Requirements: Copy out the rows below word for word, starting with the first row and ending with the row that contains "paragraph: Pour les".

:: Records shown ::

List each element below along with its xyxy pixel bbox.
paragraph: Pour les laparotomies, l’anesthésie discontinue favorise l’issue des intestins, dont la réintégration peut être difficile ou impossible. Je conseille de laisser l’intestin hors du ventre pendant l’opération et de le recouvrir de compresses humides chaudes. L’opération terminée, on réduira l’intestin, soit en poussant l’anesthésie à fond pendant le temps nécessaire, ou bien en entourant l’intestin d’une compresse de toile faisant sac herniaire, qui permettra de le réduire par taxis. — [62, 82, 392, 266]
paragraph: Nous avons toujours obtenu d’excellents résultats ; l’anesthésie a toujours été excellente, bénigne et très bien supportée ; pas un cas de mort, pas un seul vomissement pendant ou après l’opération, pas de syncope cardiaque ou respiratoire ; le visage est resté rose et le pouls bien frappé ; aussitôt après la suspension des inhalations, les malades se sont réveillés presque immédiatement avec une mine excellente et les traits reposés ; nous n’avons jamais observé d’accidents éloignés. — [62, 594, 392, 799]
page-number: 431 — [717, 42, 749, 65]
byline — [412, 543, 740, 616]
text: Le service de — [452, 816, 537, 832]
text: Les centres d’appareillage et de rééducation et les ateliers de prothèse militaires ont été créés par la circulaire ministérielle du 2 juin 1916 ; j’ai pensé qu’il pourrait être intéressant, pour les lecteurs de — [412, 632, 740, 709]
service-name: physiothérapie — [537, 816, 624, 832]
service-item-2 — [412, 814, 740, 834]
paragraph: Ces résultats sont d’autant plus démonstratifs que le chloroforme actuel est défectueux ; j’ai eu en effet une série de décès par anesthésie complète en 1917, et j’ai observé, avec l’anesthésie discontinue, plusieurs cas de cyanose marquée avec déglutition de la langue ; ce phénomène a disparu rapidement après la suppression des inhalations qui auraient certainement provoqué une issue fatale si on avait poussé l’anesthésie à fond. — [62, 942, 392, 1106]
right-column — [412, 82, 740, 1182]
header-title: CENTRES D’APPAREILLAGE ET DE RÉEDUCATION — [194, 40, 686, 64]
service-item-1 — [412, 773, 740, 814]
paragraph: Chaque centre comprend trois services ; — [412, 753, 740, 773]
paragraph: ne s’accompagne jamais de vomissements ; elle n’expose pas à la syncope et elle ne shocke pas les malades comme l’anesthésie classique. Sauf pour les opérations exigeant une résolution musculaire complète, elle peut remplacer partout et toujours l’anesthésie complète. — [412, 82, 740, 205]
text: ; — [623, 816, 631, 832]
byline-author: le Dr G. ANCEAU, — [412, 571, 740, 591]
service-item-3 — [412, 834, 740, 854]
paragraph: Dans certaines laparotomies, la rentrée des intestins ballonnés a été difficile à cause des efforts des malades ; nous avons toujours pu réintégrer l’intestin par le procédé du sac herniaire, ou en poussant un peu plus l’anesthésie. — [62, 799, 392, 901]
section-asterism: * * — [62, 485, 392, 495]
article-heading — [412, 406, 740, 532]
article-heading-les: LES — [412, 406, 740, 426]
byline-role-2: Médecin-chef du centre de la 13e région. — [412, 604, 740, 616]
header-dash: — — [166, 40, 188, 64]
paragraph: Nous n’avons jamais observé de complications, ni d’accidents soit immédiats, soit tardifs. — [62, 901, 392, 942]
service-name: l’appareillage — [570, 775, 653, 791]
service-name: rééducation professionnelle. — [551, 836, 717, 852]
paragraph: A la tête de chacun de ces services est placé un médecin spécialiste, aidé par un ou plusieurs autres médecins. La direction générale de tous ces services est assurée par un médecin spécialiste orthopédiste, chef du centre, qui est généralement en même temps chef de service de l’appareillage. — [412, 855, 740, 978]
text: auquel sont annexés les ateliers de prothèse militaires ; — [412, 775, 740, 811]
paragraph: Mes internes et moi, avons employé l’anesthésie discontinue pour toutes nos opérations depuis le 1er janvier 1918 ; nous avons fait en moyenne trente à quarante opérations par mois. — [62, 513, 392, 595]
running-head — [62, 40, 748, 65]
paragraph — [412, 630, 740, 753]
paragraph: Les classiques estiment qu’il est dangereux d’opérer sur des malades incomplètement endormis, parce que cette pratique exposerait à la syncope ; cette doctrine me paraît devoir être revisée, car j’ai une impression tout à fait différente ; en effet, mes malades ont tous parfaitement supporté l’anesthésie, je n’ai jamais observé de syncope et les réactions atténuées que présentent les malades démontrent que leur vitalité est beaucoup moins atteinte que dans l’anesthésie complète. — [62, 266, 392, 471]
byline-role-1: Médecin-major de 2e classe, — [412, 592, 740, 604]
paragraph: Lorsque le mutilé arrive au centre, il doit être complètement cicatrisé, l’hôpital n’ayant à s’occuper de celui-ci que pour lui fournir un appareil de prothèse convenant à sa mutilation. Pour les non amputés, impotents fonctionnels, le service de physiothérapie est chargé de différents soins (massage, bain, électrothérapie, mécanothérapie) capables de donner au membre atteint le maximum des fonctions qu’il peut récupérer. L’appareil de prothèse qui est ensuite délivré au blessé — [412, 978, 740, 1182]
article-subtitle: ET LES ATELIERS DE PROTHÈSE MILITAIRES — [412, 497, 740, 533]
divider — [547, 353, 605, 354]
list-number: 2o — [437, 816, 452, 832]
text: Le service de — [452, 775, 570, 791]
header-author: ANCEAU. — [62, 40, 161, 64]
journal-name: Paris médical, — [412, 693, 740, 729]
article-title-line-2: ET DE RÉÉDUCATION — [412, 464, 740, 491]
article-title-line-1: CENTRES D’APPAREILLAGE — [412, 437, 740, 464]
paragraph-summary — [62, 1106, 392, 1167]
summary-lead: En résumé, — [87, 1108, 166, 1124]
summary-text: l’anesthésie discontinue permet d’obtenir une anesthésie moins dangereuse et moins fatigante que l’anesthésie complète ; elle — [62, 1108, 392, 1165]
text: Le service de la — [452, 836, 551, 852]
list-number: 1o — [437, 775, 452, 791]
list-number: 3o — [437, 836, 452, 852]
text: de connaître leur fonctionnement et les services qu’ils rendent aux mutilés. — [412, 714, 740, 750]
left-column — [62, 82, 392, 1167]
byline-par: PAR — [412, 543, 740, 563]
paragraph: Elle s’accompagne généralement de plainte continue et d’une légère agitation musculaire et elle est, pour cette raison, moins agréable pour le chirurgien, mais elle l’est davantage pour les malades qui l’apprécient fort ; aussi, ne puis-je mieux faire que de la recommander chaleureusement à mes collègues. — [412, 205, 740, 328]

:::

The result:
List each element below along with its xyxy pixel bbox.
paragraph: Pour les laparotomies, l’anesthésie discontinue favorise l’issue des intestins, dont la réintégration peut être difficile ou impossible. Je conseille de laisser l’intestin hors du ventre pendant l’opération et de le recouvrir de compresses humides chaudes. L’opération terminée, on réduira l’intestin, soit en poussant l’anesthésie à fond pendant le temps nécessaire, ou bien en entourant l’intestin d’une compresse de toile faisant sac herniaire, qui permettra de le réduire par taxis. — [62, 82, 392, 266]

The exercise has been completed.